[Study text — start]
The inspectors witnessed performance of and/or reviewed test data for six risk-significant surveillance tests (STs) to assess whether the SSCs tested satisfied TS, UFSAR, and NMPNS procedure requirements. The inspectors verified that test acceptance criteria were clear, demonstrated operational readiness and were consistent with the design basis documents; that test instrumentation had current calibrations and the range and accuracy for the application; and that tests were performed, as written, with applicable prerequisites satisfied. Upon ST completion, the inspectors verified that equipment was returned to the status specified to perform its safety function.

Documents reviewed for this inspection are listed in the attachment. The following six STs were reviewed:

  • N1-ST-Q1A, CS 111 Pump Valve and SDC Water Seal Check Valve Operability Test, with N1-ST-M6, CS Keep Fill System Verification Test;
  • N1-ST-Q16A, EDG 102 Quarterly Test;
  • N1-ISP-201-022, Drywell Water Detection System Instrument Channel Test;
  • N2-OSP-CSH-Q@002, HPCS Pump and Valve Operability and System Integrity Test; and
  • N1-ISP-040-001, Core Spray Header Differential Pressure Instrument Channel Test/Calibration.

b. Findings

No findings of significance were identified.

1R23 Temporary Plant Modifications

a. Inspection Scope

The inspectors completed one temporary modification inspection sample. For the Unit 1 temporary change package N1-05-192 regarding the Unit 1 reactor protection system MG-131 overvoltage timing modification, the inspectors assessed the adequacy of the 10 CFR 50.59 evaluations; verified that the change did not adversely affect the systems ability to perform its design functions as described in the UFSAR and TS; that the installation was consistent with the modification documentation; that the drawings and procedures were updated as applicable; and that the post-installation testing was adequate.

b. Findings

No findings of significance were identified.

RADIATION SAFETY

Cornerstone: Occupational Radiation Safety [OS]

2OS1 Access Control to Radiologically Significant Areas (71121.01 - 5 samples)

a. Inspection Scope

The inspectors reviewed NMPNS performance indicators (PIs) for the occupational radiation safety cornerstone.

The inspectors reviewed NMPNS self-assessments, audits, LERs, and special reports related to the access control program since the last inspection and determined that identified problems were entered into the CAP for resolution.

The inspectors reviewed CRs related to access controls. Included in this review were high radiation area radiological incidents in high radiation areas <1R/hr that have occurred since the last inspection in this area.

For repetitive deficiencies or significant individual deficiencies in the CAP, the inspectors determined that NMPNS self-assessment activities were also identifying and addressing these deficiencies.

The inspectors reviewed NMPNS documentation packages for all PI events occurring since the last inspection, and determined that none of these PI events involved dose rates >25 R/hr at 30 centimeters or >500 R/hr at 1 meter. For unintended exposures

>100 mrem total effective dose equivalent (TEDE) (or >5 rem skin dose equivalent (SDE) or >1.5 rem lens dose equivalent (LDE)), the inspectors determined that there were no overexposures or substantial potential for overexposure.

The inspectors reviewed CRs issued since the last inspection that found that the cause of the event was due to radiation worker errors; determined that there was no observable pattern traceable to a similar cause; and determined that this perspective matches the corrective action approach taken by NMPNS to resolve the reported problems. The inspectors verified that there was adequate posting and locking of entrances to high radiation areas and very high radiation areas.
[Study text — finish]
[Extracted material — start]
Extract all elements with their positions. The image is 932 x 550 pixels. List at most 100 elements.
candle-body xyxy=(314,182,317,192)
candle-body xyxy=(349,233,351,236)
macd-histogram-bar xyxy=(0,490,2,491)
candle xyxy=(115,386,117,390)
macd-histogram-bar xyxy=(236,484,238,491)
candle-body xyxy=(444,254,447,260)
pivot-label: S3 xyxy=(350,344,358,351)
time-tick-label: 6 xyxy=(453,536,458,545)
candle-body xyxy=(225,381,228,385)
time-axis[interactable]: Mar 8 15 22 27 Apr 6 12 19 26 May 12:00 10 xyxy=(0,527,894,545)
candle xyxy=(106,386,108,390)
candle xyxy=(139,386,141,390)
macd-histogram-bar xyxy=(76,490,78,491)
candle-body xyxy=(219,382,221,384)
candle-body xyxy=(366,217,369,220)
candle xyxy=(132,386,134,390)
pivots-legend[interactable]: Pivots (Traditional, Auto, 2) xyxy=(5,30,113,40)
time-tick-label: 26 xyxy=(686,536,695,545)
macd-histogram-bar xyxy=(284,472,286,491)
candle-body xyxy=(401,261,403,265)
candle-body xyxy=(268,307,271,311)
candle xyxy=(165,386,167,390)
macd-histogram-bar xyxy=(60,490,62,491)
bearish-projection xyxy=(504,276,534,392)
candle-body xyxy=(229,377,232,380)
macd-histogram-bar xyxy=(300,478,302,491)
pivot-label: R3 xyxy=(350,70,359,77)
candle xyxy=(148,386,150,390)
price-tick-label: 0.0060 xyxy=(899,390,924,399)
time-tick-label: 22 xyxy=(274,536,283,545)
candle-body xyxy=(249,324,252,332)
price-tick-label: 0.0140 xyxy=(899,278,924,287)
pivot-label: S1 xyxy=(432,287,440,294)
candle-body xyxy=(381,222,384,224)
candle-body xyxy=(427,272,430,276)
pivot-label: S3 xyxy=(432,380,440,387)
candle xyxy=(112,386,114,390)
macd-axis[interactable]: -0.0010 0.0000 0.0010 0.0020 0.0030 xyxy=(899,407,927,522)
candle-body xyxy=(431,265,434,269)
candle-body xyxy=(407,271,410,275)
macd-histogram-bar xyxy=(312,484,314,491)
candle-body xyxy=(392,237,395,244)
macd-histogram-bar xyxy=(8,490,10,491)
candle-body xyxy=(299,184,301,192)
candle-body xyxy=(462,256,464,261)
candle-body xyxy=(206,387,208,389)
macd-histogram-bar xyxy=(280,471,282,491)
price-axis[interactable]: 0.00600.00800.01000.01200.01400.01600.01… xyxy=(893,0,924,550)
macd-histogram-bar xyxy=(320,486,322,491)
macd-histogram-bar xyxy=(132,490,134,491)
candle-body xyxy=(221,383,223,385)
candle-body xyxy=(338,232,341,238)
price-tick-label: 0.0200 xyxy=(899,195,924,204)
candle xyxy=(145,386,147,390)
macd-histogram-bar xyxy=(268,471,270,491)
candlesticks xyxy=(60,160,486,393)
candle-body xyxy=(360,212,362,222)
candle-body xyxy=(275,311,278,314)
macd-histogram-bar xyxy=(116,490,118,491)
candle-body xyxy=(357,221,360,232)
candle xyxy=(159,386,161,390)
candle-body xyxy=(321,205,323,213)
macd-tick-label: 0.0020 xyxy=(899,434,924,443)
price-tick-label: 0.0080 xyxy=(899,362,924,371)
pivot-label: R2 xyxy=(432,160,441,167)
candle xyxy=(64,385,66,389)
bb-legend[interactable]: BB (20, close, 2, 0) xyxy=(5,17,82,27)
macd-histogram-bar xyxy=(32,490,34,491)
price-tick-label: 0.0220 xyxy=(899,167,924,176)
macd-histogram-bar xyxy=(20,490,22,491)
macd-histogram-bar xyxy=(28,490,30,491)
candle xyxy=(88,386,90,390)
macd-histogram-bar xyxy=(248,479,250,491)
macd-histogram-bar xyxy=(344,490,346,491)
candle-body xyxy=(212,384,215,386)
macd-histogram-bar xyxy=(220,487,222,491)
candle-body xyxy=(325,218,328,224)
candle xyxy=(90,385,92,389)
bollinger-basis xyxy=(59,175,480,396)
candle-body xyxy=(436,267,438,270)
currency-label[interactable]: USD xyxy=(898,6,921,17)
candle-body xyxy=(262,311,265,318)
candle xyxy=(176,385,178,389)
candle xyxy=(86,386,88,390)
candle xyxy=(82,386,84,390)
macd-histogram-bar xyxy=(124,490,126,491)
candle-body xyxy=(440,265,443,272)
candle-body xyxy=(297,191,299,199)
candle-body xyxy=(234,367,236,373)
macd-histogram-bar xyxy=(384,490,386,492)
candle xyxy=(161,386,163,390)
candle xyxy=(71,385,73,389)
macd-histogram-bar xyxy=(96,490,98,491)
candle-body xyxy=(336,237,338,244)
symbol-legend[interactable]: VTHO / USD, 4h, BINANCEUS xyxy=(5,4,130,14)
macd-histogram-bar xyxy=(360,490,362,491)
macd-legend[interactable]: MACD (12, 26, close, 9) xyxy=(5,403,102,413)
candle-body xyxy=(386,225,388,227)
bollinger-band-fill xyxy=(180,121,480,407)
[Extracted material — finish]
* _Problem description_:
Answer these questions from the inspection report:
1. How many surveillance tests did the inspectors review?
2. What is the number of the Unit 1 temporary change package that the inspectors assessed?
3. Which dose rates did none of the PI events involve?

* _Exercise result_:
1. Six.
2. N1-05-192.
3. Dose rates above 25 R/hr at 30 centimeters or above 500 R/hr at 1 meter.